[Saved entries]
+---+

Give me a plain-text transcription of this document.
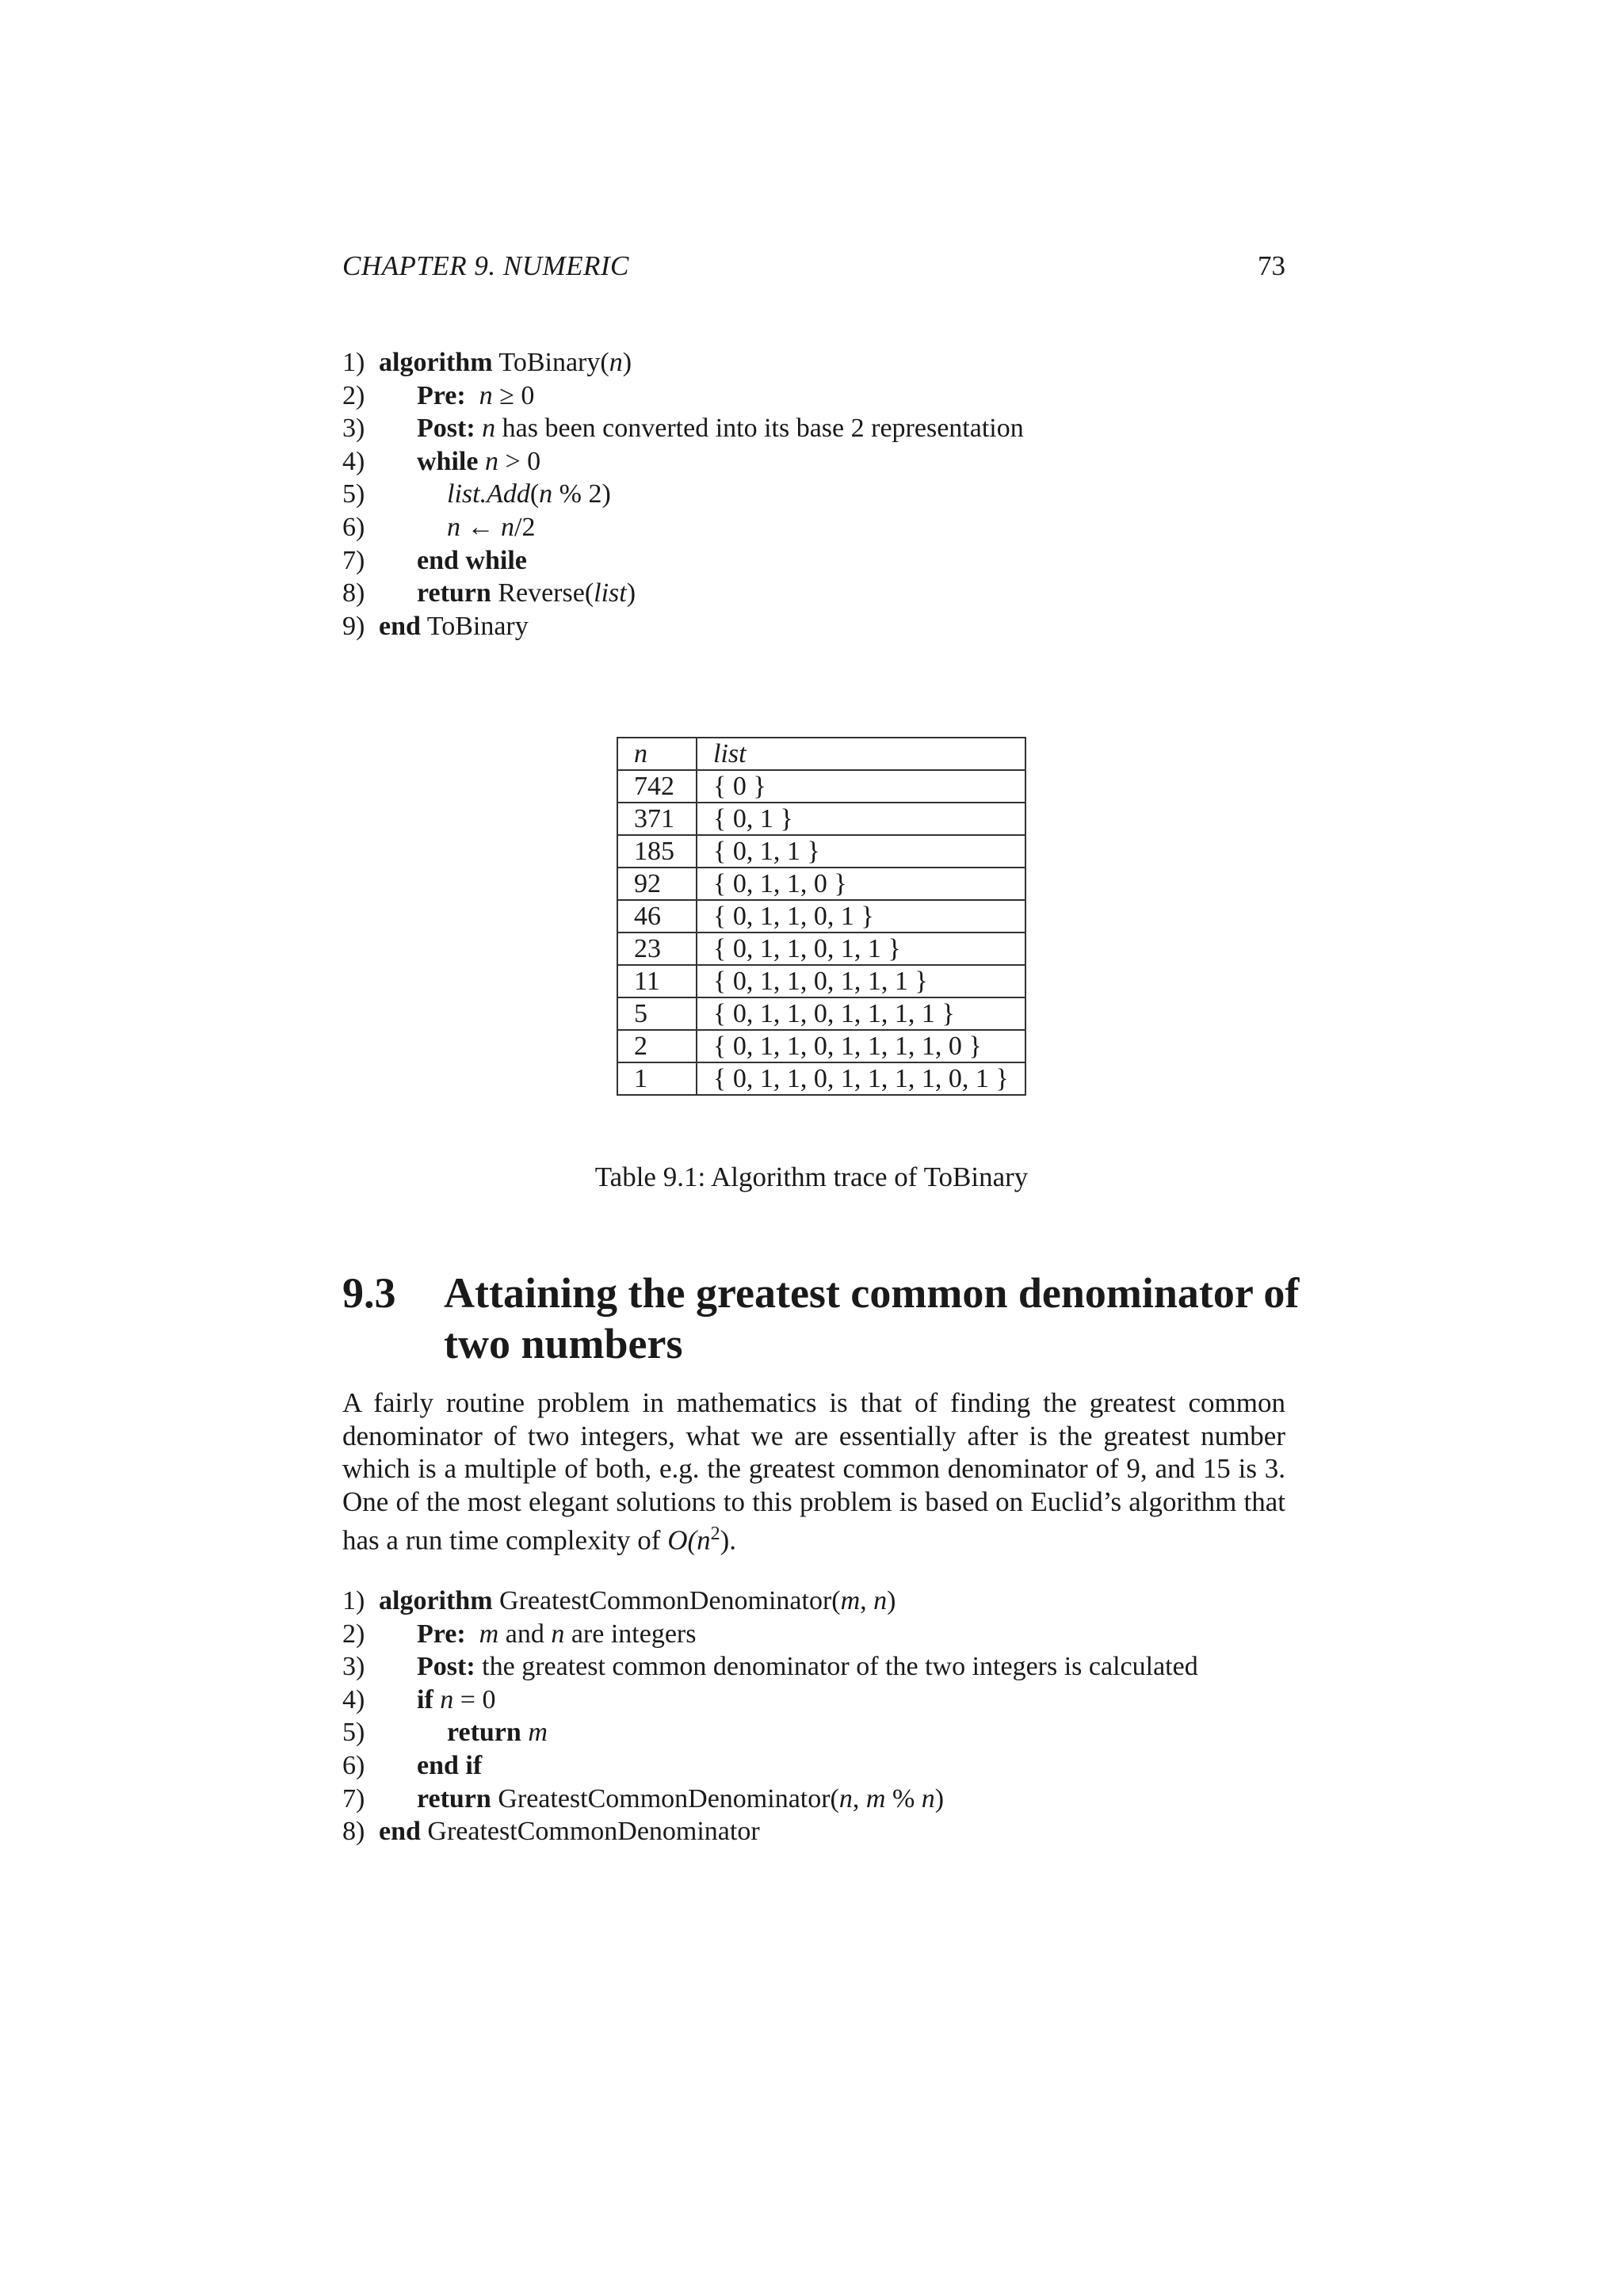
CHAPTER 9. NUMERIC	73
1) algorithm ToBinary(n)
2) Pre: n ≥ 0
3) Post: n has been converted into its base 2 representation
4) while n > 0
5)	list.Add(n % 2)
6)	n ← n/2
7) end while
8) return Reverse(list)
9) end ToBinary
n	list
742	{ 0 }
371	{ 0, 1 }
185	{ 0, 1, 1 }
92	{ 0, 1, 1, 0 }
46	{ 0, 1, 1, 0, 1 }
23	{ 0, 1, 1, 0, 1, 1 }
11	{ 0, 1, 1, 0, 1, 1, 1 }
5	{ 0, 1, 1, 0, 1, 1, 1, 1 }
2	{ 0, 1, 1, 0, 1, 1, 1, 1, 0 }
1	{ 0, 1, 1, 0, 1, 1, 1, 1, 0, 1 }
Table 9.1: Algorithm trace of ToBinary
9.3 Attaining the greatest common denominator of two numbers
A fairly routine problem in mathematics is that of finding the greatest common denominator of two integers, what we are essentially after is the greatest number which is a multiple of both, e.g. the greatest common denominator of 9, and 15 is 3. One of the most elegant solutions to this problem is based on Euclid’s algorithm that has a run time complexity of $O(n^2)$.
1) algorithm GreatestCommonDenominator(m, n)
2) Pre: m and n are integers
3) Post: the greatest common denominator of the two integers is calculated
4) if n = 0
5)	return m
6) end if
7) return GreatestCommonDenominator(n, m % n)
8) end GreatestCommonDenominator
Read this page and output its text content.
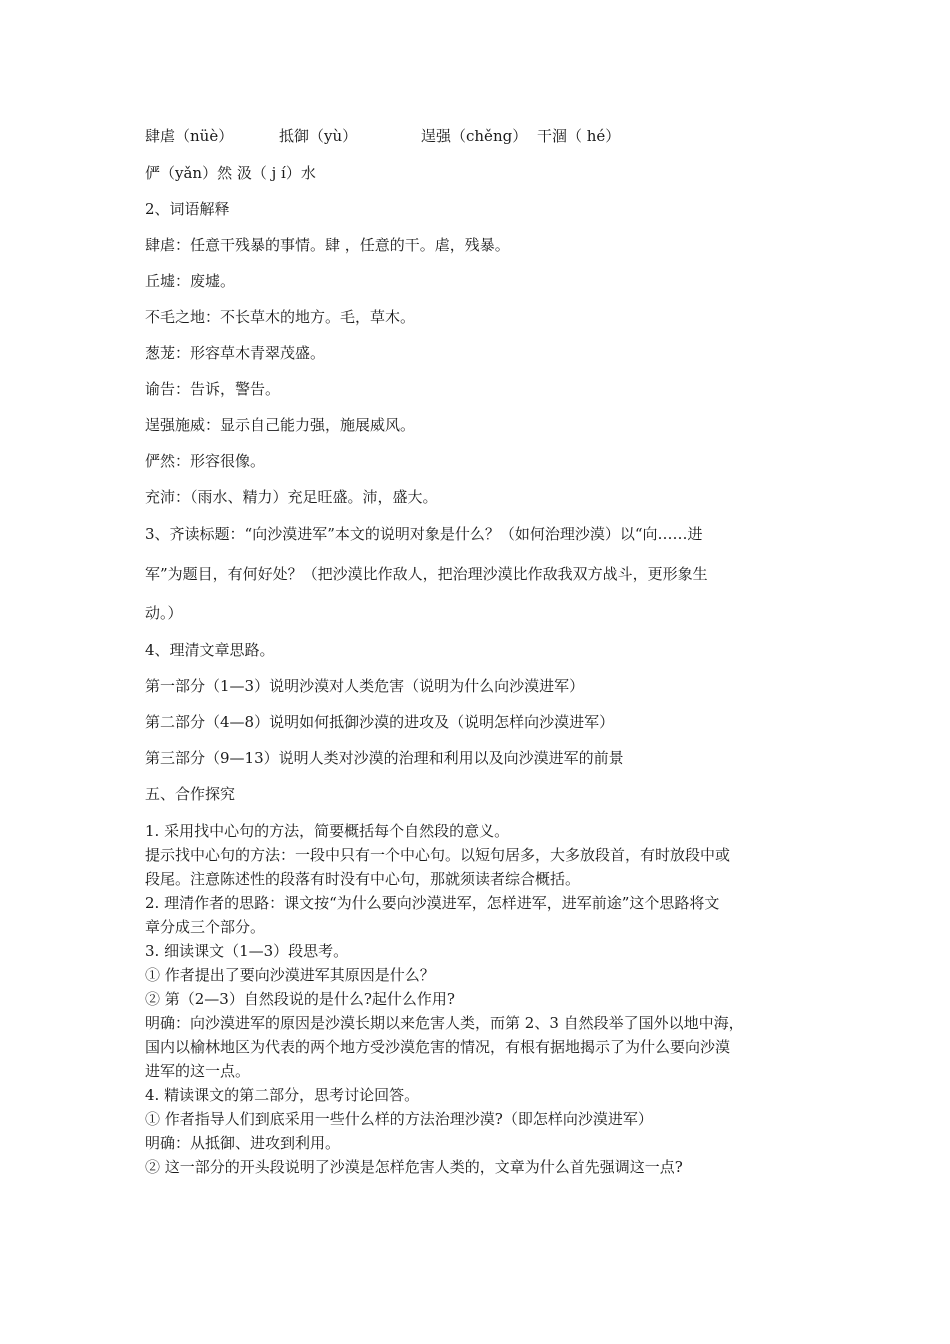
肆虐（nüè）	抵御（yù）	逞强（chěng） 干涸（ hé）
俨（yǎn）然 汲（ j í）水
2、词语解释
肆虐：任意干残暴的事情。肆 ，任意的干。虐，残暴。
丘墟：废墟。
不毛之地：不长草木的地方。毛，草木。
葱茏：形容草木青翠茂盛。
谕告：告诉，警告。
逞强施威：显示自己能力强，施展威风。
俨然：形容很像。
充沛：（雨水、精力）充足旺盛。沛，盛大。
3、齐读标题：“向沙漠进军”本文的说明对象是什么？（如何治理沙漠）以“向……进
军”为题目，有何好处？（把沙漠比作敌人，把治理沙漠比作敌我双方战斗，更形象生
动。）
4、理清文章思路。
第一部分（1—3）说明沙漠对人类危害（说明为什么向沙漠进军）
第二部分（4—8）说明如何抵御沙漠的进攻及（说明怎样向沙漠进军）
第三部分（9—13）说明人类对沙漠的治理和利用以及向沙漠进军的前景
五、合作探究
1. 采用找中心句的方法，简要概括每个自然段的意义。
提示找中心句的方法：一段中只有一个中心句。以短句居多，大多放段首，有时放段中或
段尾。注意陈述性的段落有时没有中心句，那就须读者综合概括。
2. 理清作者的思路：课文按“为什么要向沙漠进军，怎样进军，进军前途”这个思路将文
章分成三个部分。
3. 细读课文（1—3）段思考。
① 作者提出了要向沙漠进军其原因是什么？
② 第（2—3）自然段说的是什么?起什么作用?
明确：向沙漠进军的原因是沙漠长期以来危害人类，而第 2、3 自然段举了国外以地中海，
国内以榆林地区为代表的两个地方受沙漠危害的情况，有根有据地揭示了为什么要向沙漠
进军的这一点。
4. 精读课文的第二部分，思考讨论回答。
① 作者指导人们到底采用一些什么样的方法治理沙漠?（即怎样向沙漠进军）
明确：从抵御、进攻到利用。
② 这一部分的开头段说明了沙漠是怎样危害人类的，文章为什么首先强调这一点?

+---+

Exercise goal:
Transcribe the entries above verbatim, omitting their pictures.

Written response:
Give me a plain-text transcription of this document.
CHAPTER 9. NUMERIC	73
1) algorithm ToBinary(n)
2) Pre: n ≥ 0
3) Post: n has been converted into its base 2 representation
4) while n > 0
5)	list.Add(n % 2)
6)	n ← n/2
7) end while
8) return Reverse(list)
9) end ToBinary
n	list
742	{ 0 }
371	{ 0, 1 }
185	{ 0, 1, 1 }
92	{ 0, 1, 1, 0 }
46	{ 0, 1, 1, 0, 1 }
23	{ 0, 1, 1, 0, 1, 1 }
11	{ 0, 1, 1, 0, 1, 1, 1 }
5	{ 0, 1, 1, 0, 1, 1, 1, 1 }
2	{ 0, 1, 1, 0, 1, 1, 1, 1, 0 }
1	{ 0, 1, 1, 0, 1, 1, 1, 1, 0, 1 }
Table 9.1: Algorithm trace of ToBinary
9.3 Attaining the greatest common denominator of two numbers
A fairly routine problem in mathematics is that of finding the greatest common denominator of two integers, what we are essentially after is the greatest number which is a multiple of both, e.g. the greatest common denominator of 9, and 15 is 3. One of the most elegant solutions to this problem is based on Euclid’s algorithm that has a run time complexity of $O(n^2)$.
1) algorithm GreatestCommonDenominator(m, n)
2) Pre: m and n are integers
3) Post: the greatest common denominator of the two integers is calculated
4) if n = 0
5)	return m
6) end if
7) return GreatestCommonDenominator(n, m % n)
8) end GreatestCommonDenominator
Read this page and output its text content.
肆虐（nüè）	抵御（yù）	逞强（chěng） 干涸（ hé）
俨（yǎn）然 汲（ j í）水
2、词语解释
肆虐：任意干残暴的事情。肆 ，任意的干。虐，残暴。
丘墟：废墟。
不毛之地：不长草木的地方。毛，草木。
葱茏：形容草木青翠茂盛。
谕告：告诉，警告。
逞强施威：显示自己能力强，施展威风。
俨然：形容很像。
充沛：（雨水、精力）充足旺盛。沛，盛大。
3、齐读标题：“向沙漠进军”本文的说明对象是什么？（如何治理沙漠）以“向……进
军”为题目，有何好处？（把沙漠比作敌人，把治理沙漠比作敌我双方战斗，更形象生
动。）
4、理清文章思路。
第一部分（1—3）说明沙漠对人类危害（说明为什么向沙漠进军）
第二部分（4—8）说明如何抵御沙漠的进攻及（说明怎样向沙漠进军）
第三部分（9—13）说明人类对沙漠的治理和利用以及向沙漠进军的前景
五、合作探究
1. 采用找中心句的方法，简要概括每个自然段的意义。
提示找中心句的方法：一段中只有一个中心句。以短句居多，大多放段首，有时放段中或
段尾。注意陈述性的段落有时没有中心句，那就须读者综合概括。
2. 理清作者的思路：课文按“为什么要向沙漠进军，怎样进军，进军前途”这个思路将文
章分成三个部分。
3. 细读课文（1—3）段思考。
① 作者提出了要向沙漠进军其原因是什么？
② 第（2—3）自然段说的是什么?起什么作用?
明确：向沙漠进军的原因是沙漠长期以来危害人类，而第 2、3 自然段举了国外以地中海，
国内以榆林地区为代表的两个地方受沙漠危害的情况，有根有据地揭示了为什么要向沙漠
进军的这一点。
4. 精读课文的第二部分，思考讨论回答。
① 作者指导人们到底采用一些什么样的方法治理沙漠?（即怎样向沙漠进军）
明确：从抵御、进攻到利用。
② 这一部分的开头段说明了沙漠是怎样危害人类的，文章为什么首先强调这一点?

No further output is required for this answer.